## [Record list]

☆ ☆ ☆ ☆ ☆ ☆ ☆

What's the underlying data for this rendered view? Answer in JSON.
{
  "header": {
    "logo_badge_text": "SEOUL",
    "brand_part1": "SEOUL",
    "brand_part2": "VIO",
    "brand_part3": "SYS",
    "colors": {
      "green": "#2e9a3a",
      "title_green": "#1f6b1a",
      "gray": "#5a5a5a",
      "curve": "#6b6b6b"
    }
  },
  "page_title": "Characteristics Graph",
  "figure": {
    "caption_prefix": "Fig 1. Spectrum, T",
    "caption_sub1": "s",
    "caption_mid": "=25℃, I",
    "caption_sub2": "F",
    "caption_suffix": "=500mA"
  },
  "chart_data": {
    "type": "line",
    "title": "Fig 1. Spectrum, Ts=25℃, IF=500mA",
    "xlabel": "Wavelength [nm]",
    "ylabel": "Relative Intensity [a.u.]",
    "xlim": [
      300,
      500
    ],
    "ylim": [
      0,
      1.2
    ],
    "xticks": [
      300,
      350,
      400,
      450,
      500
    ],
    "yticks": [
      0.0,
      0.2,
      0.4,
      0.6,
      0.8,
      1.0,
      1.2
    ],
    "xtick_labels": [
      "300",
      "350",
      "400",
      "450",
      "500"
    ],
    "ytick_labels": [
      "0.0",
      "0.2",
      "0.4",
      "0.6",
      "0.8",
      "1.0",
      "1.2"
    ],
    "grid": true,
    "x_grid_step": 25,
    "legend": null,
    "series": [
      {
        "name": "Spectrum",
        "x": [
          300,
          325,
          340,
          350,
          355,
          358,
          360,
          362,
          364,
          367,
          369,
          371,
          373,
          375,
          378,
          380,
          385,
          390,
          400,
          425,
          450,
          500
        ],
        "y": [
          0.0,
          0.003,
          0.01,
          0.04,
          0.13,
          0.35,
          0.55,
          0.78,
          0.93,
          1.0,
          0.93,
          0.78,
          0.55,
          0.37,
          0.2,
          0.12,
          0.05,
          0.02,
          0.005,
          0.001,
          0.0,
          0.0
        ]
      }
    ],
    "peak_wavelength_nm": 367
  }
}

☆ ☆ ☆ ☆ ☆ ☆ ☆

## [Task to complete]
The records above should be returned exactly.

## [Exercise result]
What's the underlying data for this rendered view? Answer in JSON.
{
  "header": {
    "logo_badge_text": "SEOUL",
    "brand_part1": "SEOUL",
    "brand_part2": "VIO",
    "brand_part3": "SYS",
    "colors": {
      "green": "#2e9a3a",
      "title_green": "#1f6b1a",
      "gray": "#5a5a5a",
      "curve": "#6b6b6b"
    }
  },
  "page_title": "Characteristics Graph",
  "figure": {
    "caption_prefix": "Fig 1. Spectrum, T",
    "caption_sub1": "s",
    "caption_mid": "=25℃, I",
    "caption_sub2": "F",
    "caption_suffix": "=500mA"
  },
  "chart_data": {
    "type": "line",
    "title": "Fig 1. Spectrum, Ts=25℃, IF=500mA",
    "xlabel": "Wavelength [nm]",
    "ylabel": "Relative Intensity [a.u.]",
    "xlim": [
      300,
      500
    ],
    "ylim": [
      0,
      1.2
    ],
    "xticks": [
      300,
      350,
      400,
      450,
      500
    ],
    "yticks": [
      0.0,
      0.2,
      0.4,
      0.6,
      0.8,
      1.0,
      1.2
    ],
    "xtick_labels": [
      "300",
      "350",
      "400",
      "450",
      "500"
    ],
    "ytick_labels": [
      "0.0",
      "0.2",
      "0.4",
      "0.6",
      "0.8",
      "1.0",
      "1.2"
    ],
    "grid": true,
    "x_grid_step": 25,
    "legend": null,
    "series": [
      {
        "name": "Spectrum",
        "x": [
          300,
          325,
          340,
          350,
          355,
          358,
          360,
          362,
          364,
          367,
          369,
          371,
          373,
          375,
          378,
          380,
          385,
          390,
          400,
          425,
          450,
          500
        ],
        "y": [
          0.0,
          0.003,
          0.01,
          0.04,
          0.13,
          0.35,
          0.55,
          0.78,
          0.93,
          1.0,
          0.93,
          0.78,
          0.55,
          0.37,
          0.2,
          0.12,
          0.05,
          0.02,
          0.005,
          0.001,
          0.0,
          0.0
        ]
      }
    ],
    "peak_wavelength_nm": 367
  }
}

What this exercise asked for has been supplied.